# MATERIALS PROVIDED start

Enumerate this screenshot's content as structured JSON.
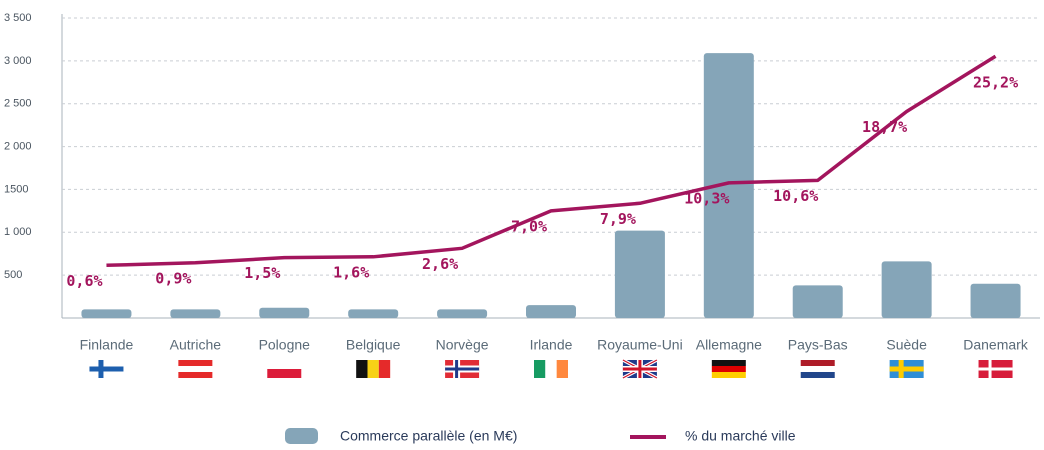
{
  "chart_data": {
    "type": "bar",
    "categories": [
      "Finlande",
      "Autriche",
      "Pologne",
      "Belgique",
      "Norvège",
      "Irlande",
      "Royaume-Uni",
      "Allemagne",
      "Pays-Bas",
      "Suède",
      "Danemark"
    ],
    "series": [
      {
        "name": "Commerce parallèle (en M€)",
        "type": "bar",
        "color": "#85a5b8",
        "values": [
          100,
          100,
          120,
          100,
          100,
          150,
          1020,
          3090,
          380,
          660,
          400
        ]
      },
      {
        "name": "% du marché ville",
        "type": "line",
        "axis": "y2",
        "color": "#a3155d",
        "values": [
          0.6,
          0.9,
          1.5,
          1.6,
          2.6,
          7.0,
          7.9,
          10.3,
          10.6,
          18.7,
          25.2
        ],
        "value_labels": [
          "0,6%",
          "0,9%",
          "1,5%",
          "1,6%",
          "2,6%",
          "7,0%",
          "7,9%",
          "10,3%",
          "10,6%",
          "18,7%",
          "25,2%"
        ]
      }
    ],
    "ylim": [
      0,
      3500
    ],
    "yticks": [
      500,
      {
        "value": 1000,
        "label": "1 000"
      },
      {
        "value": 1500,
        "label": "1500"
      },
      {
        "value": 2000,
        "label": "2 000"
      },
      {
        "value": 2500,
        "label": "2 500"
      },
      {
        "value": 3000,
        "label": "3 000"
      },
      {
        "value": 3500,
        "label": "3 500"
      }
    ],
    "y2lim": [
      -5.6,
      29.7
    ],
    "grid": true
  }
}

# MATERIALS PROVIDED end

Quote the entries above word for word. Leave the images out.

Enumerate this screenshot's content as structured JSON.
{
  "chart_data": {
    "type": "bar",
    "categories": [
      "Finlande",
      "Autriche",
      "Pologne",
      "Belgique",
      "Norvège",
      "Irlande",
      "Royaume-Uni",
      "Allemagne",
      "Pays-Bas",
      "Suède",
      "Danemark"
    ],
    "series": [
      {
        "name": "Commerce parallèle (en M€)",
        "type": "bar",
        "color": "#85a5b8",
        "values": [
          100,
          100,
          120,
          100,
          100,
          150,
          1020,
          3090,
          380,
          660,
          400
        ]
      },
      {
        "name": "% du marché ville",
        "type": "line",
        "axis": "y2",
        "color": "#a3155d",
        "values": [
          0.6,
          0.9,
          1.5,
          1.6,
          2.6,
          7.0,
          7.9,
          10.3,
          10.6,
          18.7,
          25.2
        ],
        "value_labels": [
          "0,6%",
          "0,9%",
          "1,5%",
          "1,6%",
          "2,6%",
          "7,0%",
          "7,9%",
          "10,3%",
          "10,6%",
          "18,7%",
          "25,2%"
        ]
      }
    ],
    "ylim": [
      0,
      3500
    ],
    "yticks": [
      500,
      {
        "value": 1000,
        "label": "1 000"
      },
      {
        "value": 1500,
        "label": "1500"
      },
      {
        "value": 2000,
        "label": "2 000"
      },
      {
        "value": 2500,
        "label": "2 500"
      },
      {
        "value": 3000,
        "label": "3 000"
      },
      {
        "value": 3500,
        "label": "3 500"
      }
    ],
    "y2lim": [
      -5.6,
      29.7
    ],
    "grid": true
  }
}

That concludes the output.